◆ **Given problem**
Give all the records below as a Markdown table with two columns, Row for the row number and Text for the line, skipping blank lines. Leave the pictures out.

◆ **Supplied information**
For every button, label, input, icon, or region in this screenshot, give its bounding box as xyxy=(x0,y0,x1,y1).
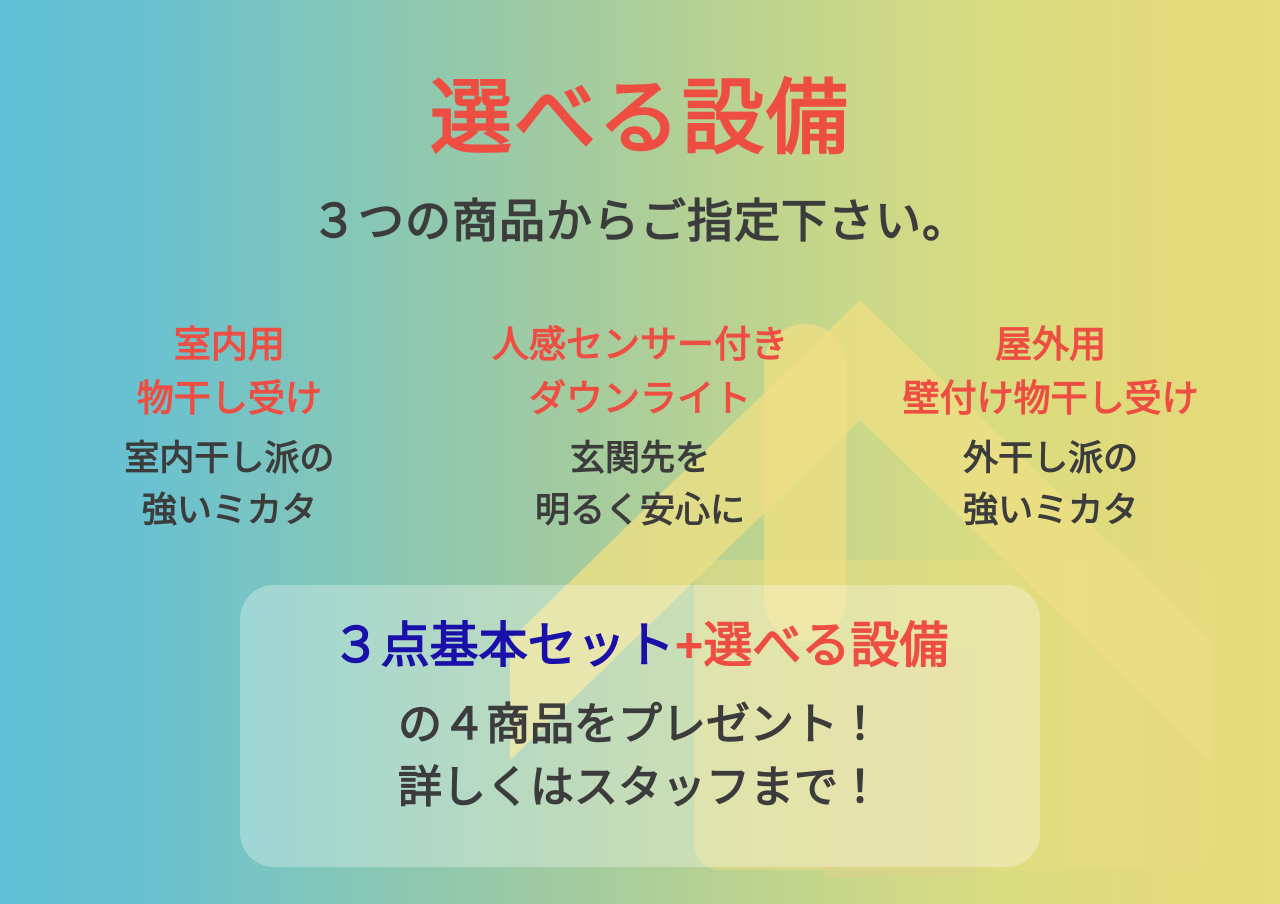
promo-headline-plus: + xyxy=(675,619,704,673)
promo-line-contact-staff: 詳しくはスタッフまで！ xyxy=(0,766,1280,810)
option-card-motion-sensor-downlight: 人感センサー付き ダウンライト 玄関先を 明るく安心に xyxy=(435,318,846,537)
promo-headline-optional-equipment: 選べる設備 xyxy=(703,619,948,673)
promo-headline: ３点基本セット+選べる設備 xyxy=(0,622,1280,671)
page-title: 選べる設備 xyxy=(0,78,1280,160)
option-description: 玄関先を 明るく安心に xyxy=(439,433,842,537)
option-title: 屋外用 壁付け物干し受け xyxy=(849,318,1252,425)
option-title: 人感センサー付き ダウンライト xyxy=(439,318,842,425)
promo-headline-base-set: ３点基本セット xyxy=(332,619,675,673)
poster-content: 選べる設備 ３つの商品からご指定下さい。 室内用 物干し受け 室内干し派の 強い… xyxy=(0,0,1280,904)
option-card-indoor-dryer-rack: 室内用 物干し受け 室内干し派の 強いミカタ xyxy=(24,318,435,537)
promo-line-gift: の４商品をプレゼント！ xyxy=(0,703,1280,747)
promo-poster: 選べる設備 ３つの商品からご指定下さい。 室内用 物干し受け 室内干し派の 強い… xyxy=(0,0,1280,904)
option-title: 室内用 物干し受け xyxy=(28,318,431,425)
page-subtitle: ３つの商品からご指定下さい。 xyxy=(0,198,1280,244)
option-card-outdoor-wall-dryer-rack: 屋外用 壁付け物干し受け 外干し派の 強いミカタ xyxy=(845,318,1256,537)
option-description: 外干し派の 強いミカタ xyxy=(849,433,1252,537)
option-list: 室内用 物干し受け 室内干し派の 強いミカタ 人感センサー付き ダウンライト 玄… xyxy=(24,318,1256,537)
option-description: 室内干し派の 強いミカタ xyxy=(28,433,431,537)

◆ **Complete response**
| Row | Text |
|---|---|
| 1 | For every button, label, input, icon, or region in this screenshot, give its bounding box as xyxy=(x0,y0,x1,y1). |
| 2 | promo-headline-plus: + xyxy=(675,619,704,673) |
| 3 | promo-line-contact-staff: 詳しくはスタッフまで！ xyxy=(0,766,1280,810) |
| 4 | option-card-motion-sensor-downlight: 人感センサー付き ダウンライト 玄関先を 明るく安心に xyxy=(435,318,846,537) |
| 5 | promo-headline-optional-equipment: 選べる設備 xyxy=(703,619,948,673) |
| 6 | promo-headline: ３点基本セット+選べる設備 xyxy=(0,622,1280,671) |
| 7 | page-title: 選べる設備 xyxy=(0,78,1280,160) |
| 8 | option-description: 玄関先を 明るく安心に xyxy=(439,433,842,537) |
| 9 | option-title: 屋外用 壁付け物干し受け xyxy=(849,318,1252,425) |
| 10 | option-title: 人感センサー付き ダウンライト xyxy=(439,318,842,425) |
| 11 | promo-headline-base-set: ３点基本セット xyxy=(332,619,675,673) |
| 12 | poster-content: 選べる設備 ３つの商品からご指定下さい。 室内用 物干し受け 室内干し派の 強い… xyxy=(0,0,1280,904) |
| 13 | option-card-indoor-dryer-rack: 室内用 物干し受け 室内干し派の 強いミカタ xyxy=(24,318,435,537) |
| 14 | promo-line-gift: の４商品をプレゼント！ xyxy=(0,703,1280,747) |
| 15 | promo-poster: 選べる設備 ３つの商品からご指定下さい。 室内用 物干し受け 室内干し派の 強い… xyxy=(0,0,1280,904) |
| 16 | option-title: 室内用 物干し受け xyxy=(28,318,431,425) |
| 17 | page-subtitle: ３つの商品からご指定下さい。 xyxy=(0,198,1280,244) |
| 18 | option-card-outdoor-wall-dryer-rack: 屋外用 壁付け物干し受け 外干し派の 強いミカタ xyxy=(845,318,1256,537) |
| 19 | option-description: 外干し派の 強いミカタ xyxy=(849,433,1252,537) |
| 20 | option-list: 室内用 物干し受け 室内干し派の 強いミカタ 人感センサー付き ダウンライト 玄… xyxy=(24,318,1256,537) |
| 21 | option-description: 室内干し派の 強いミカタ xyxy=(28,433,431,537) |